____ Data lines

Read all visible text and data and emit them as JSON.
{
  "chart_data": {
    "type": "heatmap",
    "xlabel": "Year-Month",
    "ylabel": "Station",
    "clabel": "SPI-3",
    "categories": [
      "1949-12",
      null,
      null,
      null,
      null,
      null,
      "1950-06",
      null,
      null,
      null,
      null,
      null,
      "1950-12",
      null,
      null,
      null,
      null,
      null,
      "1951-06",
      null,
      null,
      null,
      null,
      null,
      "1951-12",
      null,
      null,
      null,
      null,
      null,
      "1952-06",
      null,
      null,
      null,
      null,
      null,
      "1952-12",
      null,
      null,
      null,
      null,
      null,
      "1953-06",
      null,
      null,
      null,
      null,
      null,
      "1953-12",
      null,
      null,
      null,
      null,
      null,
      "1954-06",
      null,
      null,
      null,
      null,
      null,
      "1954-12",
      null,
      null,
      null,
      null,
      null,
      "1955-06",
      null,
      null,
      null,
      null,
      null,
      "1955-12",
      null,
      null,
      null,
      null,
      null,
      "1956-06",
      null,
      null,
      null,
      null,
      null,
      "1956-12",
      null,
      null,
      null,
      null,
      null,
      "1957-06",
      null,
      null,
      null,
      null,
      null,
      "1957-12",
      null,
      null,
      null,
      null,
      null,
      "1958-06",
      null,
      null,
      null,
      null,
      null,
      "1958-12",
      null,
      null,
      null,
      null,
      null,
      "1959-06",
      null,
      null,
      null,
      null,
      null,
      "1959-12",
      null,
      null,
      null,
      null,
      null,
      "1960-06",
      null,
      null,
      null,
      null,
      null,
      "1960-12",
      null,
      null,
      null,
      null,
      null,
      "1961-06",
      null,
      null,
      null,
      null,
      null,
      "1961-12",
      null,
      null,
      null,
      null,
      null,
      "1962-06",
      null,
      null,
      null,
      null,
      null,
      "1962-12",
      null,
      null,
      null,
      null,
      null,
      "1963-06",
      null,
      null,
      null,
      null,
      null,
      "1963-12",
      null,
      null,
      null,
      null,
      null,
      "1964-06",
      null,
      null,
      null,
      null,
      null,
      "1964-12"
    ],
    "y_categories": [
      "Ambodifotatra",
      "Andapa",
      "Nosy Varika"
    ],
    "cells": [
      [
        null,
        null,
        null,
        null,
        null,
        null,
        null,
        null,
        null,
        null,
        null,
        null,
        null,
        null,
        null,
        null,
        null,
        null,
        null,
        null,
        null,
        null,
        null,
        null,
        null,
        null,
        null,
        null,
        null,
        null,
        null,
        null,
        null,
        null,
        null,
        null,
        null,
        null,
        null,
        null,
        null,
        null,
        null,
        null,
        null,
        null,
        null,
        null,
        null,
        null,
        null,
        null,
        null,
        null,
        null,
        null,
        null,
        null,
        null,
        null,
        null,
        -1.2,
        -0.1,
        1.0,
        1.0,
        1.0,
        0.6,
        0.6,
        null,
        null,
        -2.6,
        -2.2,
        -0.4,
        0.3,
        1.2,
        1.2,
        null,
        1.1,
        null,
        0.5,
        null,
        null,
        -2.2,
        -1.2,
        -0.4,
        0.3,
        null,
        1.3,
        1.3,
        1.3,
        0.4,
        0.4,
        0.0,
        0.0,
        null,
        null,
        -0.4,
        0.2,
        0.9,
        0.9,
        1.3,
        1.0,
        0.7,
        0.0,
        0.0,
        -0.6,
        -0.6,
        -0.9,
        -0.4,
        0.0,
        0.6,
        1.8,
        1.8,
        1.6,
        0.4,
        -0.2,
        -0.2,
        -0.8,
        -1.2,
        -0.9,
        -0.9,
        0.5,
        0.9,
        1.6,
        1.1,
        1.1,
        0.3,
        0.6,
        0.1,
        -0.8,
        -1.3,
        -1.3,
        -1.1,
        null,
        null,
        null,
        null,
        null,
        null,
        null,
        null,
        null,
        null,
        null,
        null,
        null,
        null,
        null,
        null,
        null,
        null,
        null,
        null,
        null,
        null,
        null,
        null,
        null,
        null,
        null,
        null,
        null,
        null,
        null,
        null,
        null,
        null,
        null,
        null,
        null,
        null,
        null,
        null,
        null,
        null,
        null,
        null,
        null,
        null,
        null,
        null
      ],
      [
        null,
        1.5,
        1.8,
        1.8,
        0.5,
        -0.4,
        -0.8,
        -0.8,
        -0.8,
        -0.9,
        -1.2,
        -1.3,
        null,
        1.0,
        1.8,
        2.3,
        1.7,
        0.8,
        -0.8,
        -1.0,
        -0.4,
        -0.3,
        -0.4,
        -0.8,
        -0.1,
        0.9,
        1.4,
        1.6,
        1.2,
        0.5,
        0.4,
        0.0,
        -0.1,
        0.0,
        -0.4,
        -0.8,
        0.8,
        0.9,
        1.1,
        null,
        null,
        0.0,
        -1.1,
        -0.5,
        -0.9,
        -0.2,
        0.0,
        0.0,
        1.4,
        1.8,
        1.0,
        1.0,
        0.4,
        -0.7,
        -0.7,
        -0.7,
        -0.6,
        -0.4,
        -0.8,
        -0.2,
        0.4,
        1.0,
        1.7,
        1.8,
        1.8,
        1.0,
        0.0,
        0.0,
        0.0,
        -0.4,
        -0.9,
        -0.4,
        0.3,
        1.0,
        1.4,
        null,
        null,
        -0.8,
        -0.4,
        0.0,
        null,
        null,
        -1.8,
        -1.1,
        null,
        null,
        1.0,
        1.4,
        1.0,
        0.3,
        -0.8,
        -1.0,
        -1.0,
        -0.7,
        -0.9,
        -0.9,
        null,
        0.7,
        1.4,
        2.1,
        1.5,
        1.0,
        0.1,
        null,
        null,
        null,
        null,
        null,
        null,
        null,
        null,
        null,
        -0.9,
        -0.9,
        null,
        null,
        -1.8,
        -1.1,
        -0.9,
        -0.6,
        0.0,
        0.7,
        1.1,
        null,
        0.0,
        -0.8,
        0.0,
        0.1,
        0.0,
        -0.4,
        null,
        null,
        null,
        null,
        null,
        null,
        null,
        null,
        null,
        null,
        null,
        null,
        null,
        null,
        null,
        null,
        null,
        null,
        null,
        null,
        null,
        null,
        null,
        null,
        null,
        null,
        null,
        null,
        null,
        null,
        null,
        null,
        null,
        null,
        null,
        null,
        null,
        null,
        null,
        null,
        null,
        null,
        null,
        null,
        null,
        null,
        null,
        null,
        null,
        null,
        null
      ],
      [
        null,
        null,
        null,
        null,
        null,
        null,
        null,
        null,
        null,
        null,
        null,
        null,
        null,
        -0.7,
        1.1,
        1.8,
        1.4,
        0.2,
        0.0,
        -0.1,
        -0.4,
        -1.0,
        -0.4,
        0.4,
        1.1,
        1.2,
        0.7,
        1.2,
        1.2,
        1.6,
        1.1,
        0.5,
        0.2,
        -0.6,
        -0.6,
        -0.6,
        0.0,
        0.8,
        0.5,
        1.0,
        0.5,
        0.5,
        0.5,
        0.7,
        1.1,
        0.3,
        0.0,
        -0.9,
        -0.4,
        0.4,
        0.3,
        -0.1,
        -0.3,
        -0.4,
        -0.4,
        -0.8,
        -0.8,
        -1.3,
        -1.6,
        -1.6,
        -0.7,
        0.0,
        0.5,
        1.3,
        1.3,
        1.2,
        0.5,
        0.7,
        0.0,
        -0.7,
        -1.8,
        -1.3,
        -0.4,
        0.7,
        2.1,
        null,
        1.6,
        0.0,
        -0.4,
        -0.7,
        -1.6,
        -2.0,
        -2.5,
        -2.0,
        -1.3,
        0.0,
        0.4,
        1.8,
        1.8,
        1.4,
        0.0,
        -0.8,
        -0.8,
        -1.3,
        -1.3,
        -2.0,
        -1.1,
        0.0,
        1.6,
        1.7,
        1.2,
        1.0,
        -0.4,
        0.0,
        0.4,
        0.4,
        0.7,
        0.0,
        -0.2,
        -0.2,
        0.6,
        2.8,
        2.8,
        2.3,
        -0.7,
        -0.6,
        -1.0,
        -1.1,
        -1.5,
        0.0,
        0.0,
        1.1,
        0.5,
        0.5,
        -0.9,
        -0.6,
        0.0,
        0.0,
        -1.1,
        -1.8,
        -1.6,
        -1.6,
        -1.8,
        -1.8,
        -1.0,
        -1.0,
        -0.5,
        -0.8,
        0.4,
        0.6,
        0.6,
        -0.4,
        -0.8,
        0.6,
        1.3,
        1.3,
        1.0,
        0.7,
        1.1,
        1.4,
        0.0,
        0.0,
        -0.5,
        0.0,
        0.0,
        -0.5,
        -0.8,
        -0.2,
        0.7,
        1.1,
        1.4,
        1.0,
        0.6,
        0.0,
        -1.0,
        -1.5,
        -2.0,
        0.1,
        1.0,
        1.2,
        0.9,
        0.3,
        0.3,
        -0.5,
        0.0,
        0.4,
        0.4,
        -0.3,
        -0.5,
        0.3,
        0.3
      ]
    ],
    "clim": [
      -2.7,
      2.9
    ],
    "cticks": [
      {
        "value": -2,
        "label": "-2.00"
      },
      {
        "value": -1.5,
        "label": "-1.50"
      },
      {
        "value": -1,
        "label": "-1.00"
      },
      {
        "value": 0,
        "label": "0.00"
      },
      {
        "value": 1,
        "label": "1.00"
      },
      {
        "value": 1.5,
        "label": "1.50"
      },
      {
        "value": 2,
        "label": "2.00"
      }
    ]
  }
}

________

◆ **Job**
How many lines of these entries contain the string "value"? Reply with the number alone.

◆ **Reply to the task**
7